§ **Exercise**: Return all of the entries word for word, but omit the pictures they contain.

# Start of Excerpted data

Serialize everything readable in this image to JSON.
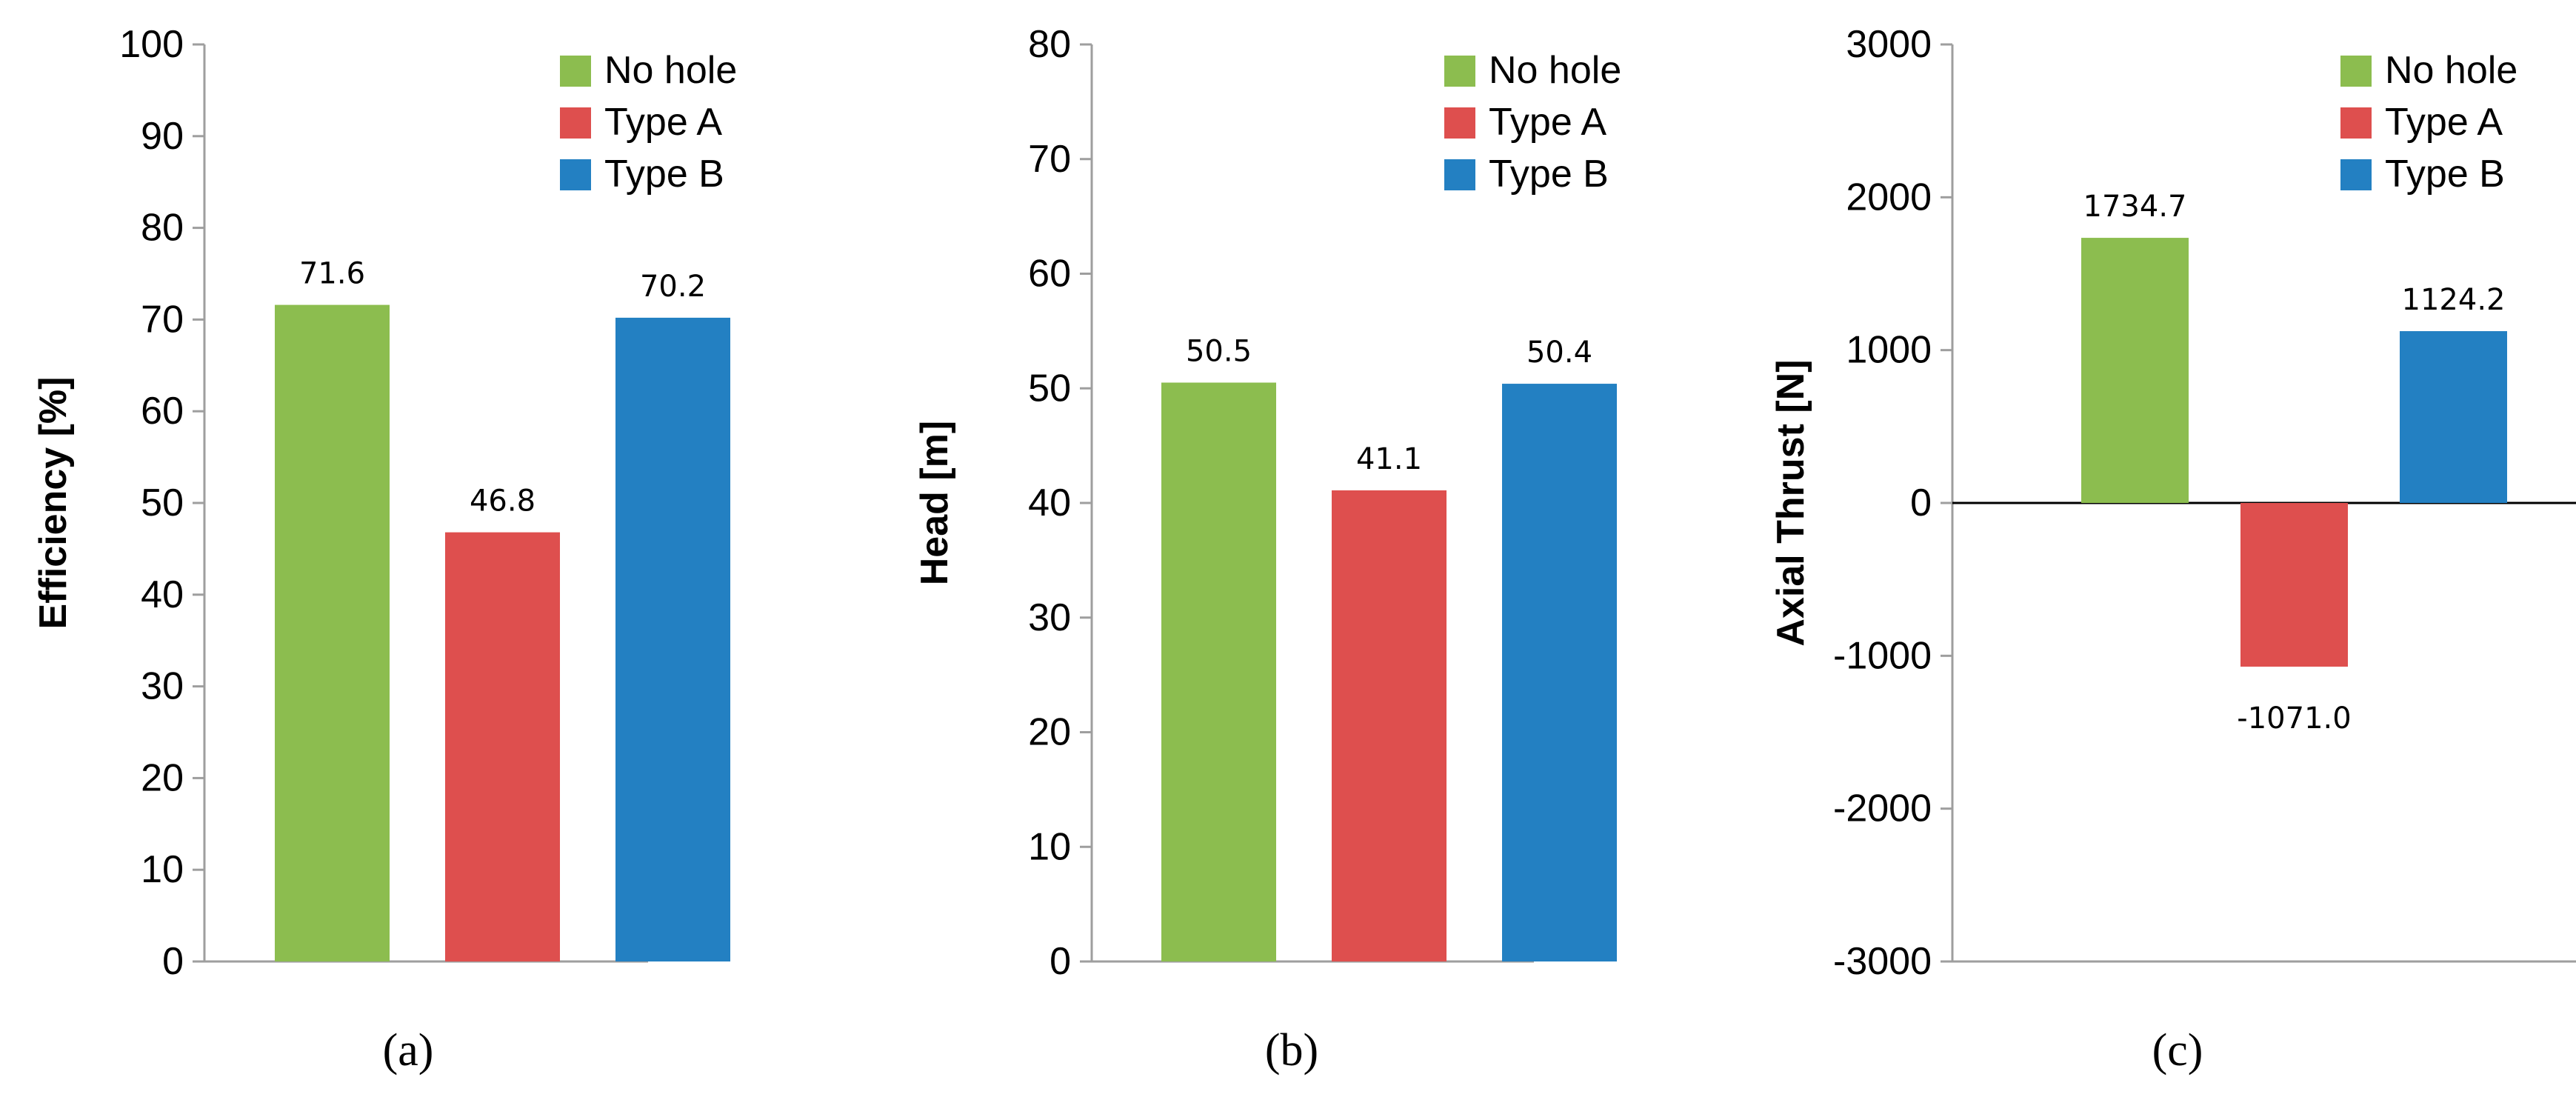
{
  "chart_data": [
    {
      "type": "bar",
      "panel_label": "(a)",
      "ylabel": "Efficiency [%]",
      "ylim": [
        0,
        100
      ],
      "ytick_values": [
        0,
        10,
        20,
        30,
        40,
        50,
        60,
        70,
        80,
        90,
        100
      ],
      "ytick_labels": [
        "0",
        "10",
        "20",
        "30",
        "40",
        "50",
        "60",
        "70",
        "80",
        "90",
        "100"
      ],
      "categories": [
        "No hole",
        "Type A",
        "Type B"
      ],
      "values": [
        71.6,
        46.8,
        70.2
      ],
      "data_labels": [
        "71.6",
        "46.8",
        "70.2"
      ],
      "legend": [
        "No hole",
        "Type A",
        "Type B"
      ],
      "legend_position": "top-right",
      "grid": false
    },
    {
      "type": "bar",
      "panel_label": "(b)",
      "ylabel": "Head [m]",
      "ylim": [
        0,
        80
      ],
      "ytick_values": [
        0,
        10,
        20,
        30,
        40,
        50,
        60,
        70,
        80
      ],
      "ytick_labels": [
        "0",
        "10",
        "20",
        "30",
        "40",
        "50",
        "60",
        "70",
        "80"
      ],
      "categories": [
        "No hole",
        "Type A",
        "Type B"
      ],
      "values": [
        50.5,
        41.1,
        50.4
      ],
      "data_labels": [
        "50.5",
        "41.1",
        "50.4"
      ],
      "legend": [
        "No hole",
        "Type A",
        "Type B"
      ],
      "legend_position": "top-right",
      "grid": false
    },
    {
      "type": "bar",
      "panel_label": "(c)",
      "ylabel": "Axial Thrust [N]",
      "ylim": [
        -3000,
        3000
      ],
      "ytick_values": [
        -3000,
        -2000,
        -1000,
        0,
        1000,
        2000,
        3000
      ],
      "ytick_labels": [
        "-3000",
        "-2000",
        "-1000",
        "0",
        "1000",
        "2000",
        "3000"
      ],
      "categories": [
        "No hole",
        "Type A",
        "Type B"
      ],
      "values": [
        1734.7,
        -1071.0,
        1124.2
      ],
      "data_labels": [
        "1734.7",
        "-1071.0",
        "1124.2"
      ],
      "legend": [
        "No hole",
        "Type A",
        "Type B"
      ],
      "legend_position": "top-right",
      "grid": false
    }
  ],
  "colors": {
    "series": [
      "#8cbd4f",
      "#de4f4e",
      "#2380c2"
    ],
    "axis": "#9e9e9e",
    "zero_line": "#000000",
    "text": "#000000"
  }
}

# End of Excerpted data

§ **Right answer**:
Serialize everything readable in this image to JSON.
{
  "chart_data": [
    {
      "type": "bar",
      "panel_label": "(a)",
      "ylabel": "Efficiency [%]",
      "ylim": [
        0,
        100
      ],
      "ytick_values": [
        0,
        10,
        20,
        30,
        40,
        50,
        60,
        70,
        80,
        90,
        100
      ],
      "ytick_labels": [
        "0",
        "10",
        "20",
        "30",
        "40",
        "50",
        "60",
        "70",
        "80",
        "90",
        "100"
      ],
      "categories": [
        "No hole",
        "Type A",
        "Type B"
      ],
      "values": [
        71.6,
        46.8,
        70.2
      ],
      "data_labels": [
        "71.6",
        "46.8",
        "70.2"
      ],
      "legend": [
        "No hole",
        "Type A",
        "Type B"
      ],
      "legend_position": "top-right",
      "grid": false
    },
    {
      "type": "bar",
      "panel_label": "(b)",
      "ylabel": "Head [m]",
      "ylim": [
        0,
        80
      ],
      "ytick_values": [
        0,
        10,
        20,
        30,
        40,
        50,
        60,
        70,
        80
      ],
      "ytick_labels": [
        "0",
        "10",
        "20",
        "30",
        "40",
        "50",
        "60",
        "70",
        "80"
      ],
      "categories": [
        "No hole",
        "Type A",
        "Type B"
      ],
      "values": [
        50.5,
        41.1,
        50.4
      ],
      "data_labels": [
        "50.5",
        "41.1",
        "50.4"
      ],
      "legend": [
        "No hole",
        "Type A",
        "Type B"
      ],
      "legend_position": "top-right",
      "grid": false
    },
    {
      "type": "bar",
      "panel_label": "(c)",
      "ylabel": "Axial Thrust [N]",
      "ylim": [
        -3000,
        3000
      ],
      "ytick_values": [
        -3000,
        -2000,
        -1000,
        0,
        1000,
        2000,
        3000
      ],
      "ytick_labels": [
        "-3000",
        "-2000",
        "-1000",
        "0",
        "1000",
        "2000",
        "3000"
      ],
      "categories": [
        "No hole",
        "Type A",
        "Type B"
      ],
      "values": [
        1734.7,
        -1071.0,
        1124.2
      ],
      "data_labels": [
        "1734.7",
        "-1071.0",
        "1124.2"
      ],
      "legend": [
        "No hole",
        "Type A",
        "Type B"
      ],
      "legend_position": "top-right",
      "grid": false
    }
  ],
  "colors": {
    "series": [
      "#8cbd4f",
      "#de4f4e",
      "#2380c2"
    ],
    "axis": "#9e9e9e",
    "zero_line": "#000000",
    "text": "#000000"
  }
}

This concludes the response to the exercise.